## WORK INSTRUCTIONS
Using the listing below, extract each line that has the word "Positive" in it.

[Items from a figure collection]
====

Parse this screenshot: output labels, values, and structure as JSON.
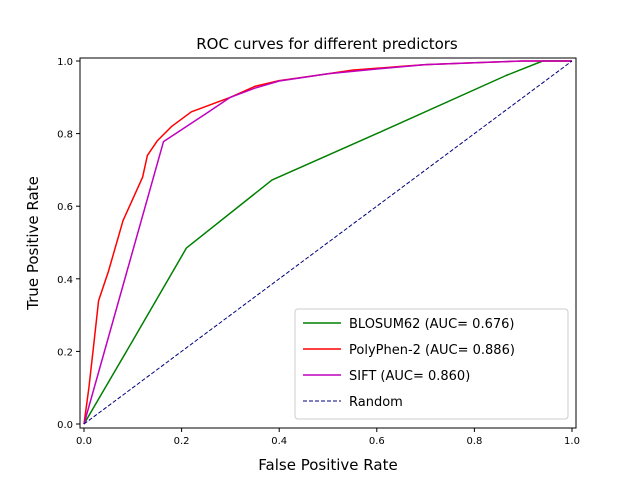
{
  "chart_data": {
    "type": "line",
    "title": "ROC curves for different predictors",
    "xlabel": "False Positive Rate",
    "ylabel": "True Positive Rate",
    "xlim": [
      0,
      1
    ],
    "ylim": [
      0,
      1
    ],
    "x_ticks": [
      "0.0",
      "0.2",
      "0.4",
      "0.6",
      "0.8",
      "1.0"
    ],
    "y_ticks": [
      "0.0",
      "0.2",
      "0.4",
      "0.6",
      "0.8",
      "1.0"
    ],
    "grid": false,
    "legend_position": "lower-right",
    "series": [
      {
        "name": "BLOSUM62 (AUC= 0.676)",
        "color": "#008000",
        "style": "solid",
        "points": [
          [
            0,
            0
          ],
          [
            0.1,
            0.23
          ],
          [
            0.21,
            0.485
          ],
          [
            0.385,
            0.672
          ],
          [
            0.6,
            0.8
          ],
          [
            0.865,
            0.96
          ],
          [
            0.94,
            1.0
          ],
          [
            1.0,
            1.0
          ]
        ]
      },
      {
        "name": "PolyPhen-2 (AUC= 0.886)",
        "color": "#ff0000",
        "style": "solid",
        "points": [
          [
            0,
            0
          ],
          [
            0.01,
            0.1
          ],
          [
            0.02,
            0.22
          ],
          [
            0.03,
            0.34
          ],
          [
            0.05,
            0.42
          ],
          [
            0.08,
            0.56
          ],
          [
            0.1,
            0.62
          ],
          [
            0.12,
            0.68
          ],
          [
            0.13,
            0.74
          ],
          [
            0.15,
            0.78
          ],
          [
            0.18,
            0.82
          ],
          [
            0.22,
            0.86
          ],
          [
            0.26,
            0.88
          ],
          [
            0.3,
            0.9
          ],
          [
            0.35,
            0.93
          ],
          [
            0.4,
            0.946
          ],
          [
            0.45,
            0.955
          ],
          [
            0.5,
            0.965
          ],
          [
            0.55,
            0.975
          ],
          [
            0.6,
            0.98
          ],
          [
            0.65,
            0.985
          ],
          [
            0.7,
            0.99
          ],
          [
            0.8,
            0.995
          ],
          [
            0.9,
            1.0
          ],
          [
            1.0,
            1.0
          ]
        ]
      },
      {
        "name": "SIFT (AUC= 0.860)",
        "color": "#bf00bf",
        "style": "solid",
        "points": [
          [
            0,
            0
          ],
          [
            0.163,
            0.778
          ],
          [
            0.25,
            0.855
          ],
          [
            0.3,
            0.9
          ],
          [
            0.35,
            0.925
          ],
          [
            0.4,
            0.945
          ],
          [
            0.5,
            0.965
          ],
          [
            0.6,
            0.978
          ],
          [
            0.7,
            0.99
          ],
          [
            0.8,
            0.995
          ],
          [
            0.9,
            1.0
          ],
          [
            1.0,
            1.0
          ]
        ]
      },
      {
        "name": "Random",
        "color": "#00007f",
        "style": "dashed",
        "points": [
          [
            0,
            0
          ],
          [
            1,
            1
          ]
        ]
      }
    ]
  }
}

====

## WORKED SOLUTION
    "xlabel": "False Positive Rate",
    "ylabel": "True Positive Rate",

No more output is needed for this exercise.